◆ MATERIAL FOR THIS TASK ◆

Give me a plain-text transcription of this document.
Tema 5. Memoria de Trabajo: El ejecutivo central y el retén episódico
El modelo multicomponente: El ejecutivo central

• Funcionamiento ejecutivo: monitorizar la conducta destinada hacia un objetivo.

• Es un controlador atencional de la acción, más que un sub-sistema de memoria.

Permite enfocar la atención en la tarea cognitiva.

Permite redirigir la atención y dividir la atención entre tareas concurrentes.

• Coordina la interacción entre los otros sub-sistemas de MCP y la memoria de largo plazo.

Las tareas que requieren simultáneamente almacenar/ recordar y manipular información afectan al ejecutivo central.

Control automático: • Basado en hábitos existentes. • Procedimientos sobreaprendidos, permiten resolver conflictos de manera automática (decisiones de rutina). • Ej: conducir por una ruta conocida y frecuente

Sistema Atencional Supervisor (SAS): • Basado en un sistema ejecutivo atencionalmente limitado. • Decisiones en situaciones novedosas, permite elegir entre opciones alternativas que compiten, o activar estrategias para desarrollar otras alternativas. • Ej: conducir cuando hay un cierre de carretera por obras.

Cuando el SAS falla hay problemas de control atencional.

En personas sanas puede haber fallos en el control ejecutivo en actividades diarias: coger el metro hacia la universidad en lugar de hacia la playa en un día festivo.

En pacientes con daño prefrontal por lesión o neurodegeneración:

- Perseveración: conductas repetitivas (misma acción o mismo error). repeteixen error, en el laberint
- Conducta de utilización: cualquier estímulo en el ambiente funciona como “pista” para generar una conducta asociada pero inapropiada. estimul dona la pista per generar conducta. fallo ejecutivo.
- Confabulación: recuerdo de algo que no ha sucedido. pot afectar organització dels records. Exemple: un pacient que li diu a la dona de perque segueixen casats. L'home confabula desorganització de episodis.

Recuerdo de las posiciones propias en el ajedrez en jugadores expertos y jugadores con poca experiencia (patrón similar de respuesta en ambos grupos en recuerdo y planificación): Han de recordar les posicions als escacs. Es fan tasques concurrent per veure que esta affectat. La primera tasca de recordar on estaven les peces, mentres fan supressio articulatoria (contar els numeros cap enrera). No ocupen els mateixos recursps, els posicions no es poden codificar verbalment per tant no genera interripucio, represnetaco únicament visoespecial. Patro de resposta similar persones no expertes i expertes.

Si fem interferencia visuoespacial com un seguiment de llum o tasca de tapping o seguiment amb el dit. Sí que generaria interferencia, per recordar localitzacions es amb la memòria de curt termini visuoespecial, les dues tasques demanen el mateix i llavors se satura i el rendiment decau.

◆ GIVEN TASK ◆
Each record above should be returned exactly as it appears.

◆ SOLVED EXERCISE ◆
Give me a plain-text transcription of this document.
Tema 5. Memoria de Trabajo: El ejecutivo central y el retén episódico
El modelo multicomponente: El ejecutivo central

• Funcionamiento ejecutivo: monitorizar la conducta destinada hacia un objetivo.

• Es un controlador atencional de la acción, más que un sub-sistema de memoria.

Permite enfocar la atención en la tarea cognitiva.

Permite redirigir la atención y dividir la atención entre tareas concurrentes.

• Coordina la interacción entre los otros sub-sistemas de MCP y la memoria de largo plazo.

Las tareas que requieren simultáneamente almacenar/ recordar y manipular información afectan al ejecutivo central.

Control automático: • Basado en hábitos existentes. • Procedimientos sobreaprendidos, permiten resolver conflictos de manera automática (decisiones de rutina). • Ej: conducir por una ruta conocida y frecuente

Sistema Atencional Supervisor (SAS): • Basado en un sistema ejecutivo atencionalmente limitado. • Decisiones en situaciones novedosas, permite elegir entre opciones alternativas que compiten, o activar estrategias para desarrollar otras alternativas. • Ej: conducir cuando hay un cierre de carretera por obras.

Cuando el SAS falla hay problemas de control atencional.

En personas sanas puede haber fallos en el control ejecutivo en actividades diarias: coger el metro hacia la universidad en lugar de hacia la playa en un día festivo.

En pacientes con daño prefrontal por lesión o neurodegeneración:

- Perseveración: conductas repetitivas (misma acción o mismo error). repeteixen error, en el laberint
- Conducta de utilización: cualquier estímulo en el ambiente funciona como “pista” para generar una conducta asociada pero inapropiada. estimul dona la pista per generar conducta. fallo ejecutivo.
- Confabulación: recuerdo de algo que no ha sucedido. pot afectar organització dels records. Exemple: un pacient que li diu a la dona de perque segueixen casats. L'home confabula desorganització de episodis.

Recuerdo de las posiciones propias en el ajedrez en jugadores expertos y jugadores con poca experiencia (patrón similar de respuesta en ambos grupos en recuerdo y planificación): Han de recordar les posicions als escacs. Es fan tasques concurrent per veure que esta affectat. La primera tasca de recordar on estaven les peces, mentres fan supressio articulatoria (contar els numeros cap enrera). No ocupen els mateixos recursps, els posicions no es poden codificar verbalment per tant no genera interripucio, represnetaco únicament visoespecial. Patro de resposta similar persones no expertes i expertes.

Si fem interferencia visuoespacial com un seguiment de llum o tasca de tapping o seguiment amb el dit. Sí que generaria interferencia, per recordar localitzacions es amb la memòria de curt termini visuoespecial, les dues tasques demanen el mateix i llavors se satura i el rendiment decau.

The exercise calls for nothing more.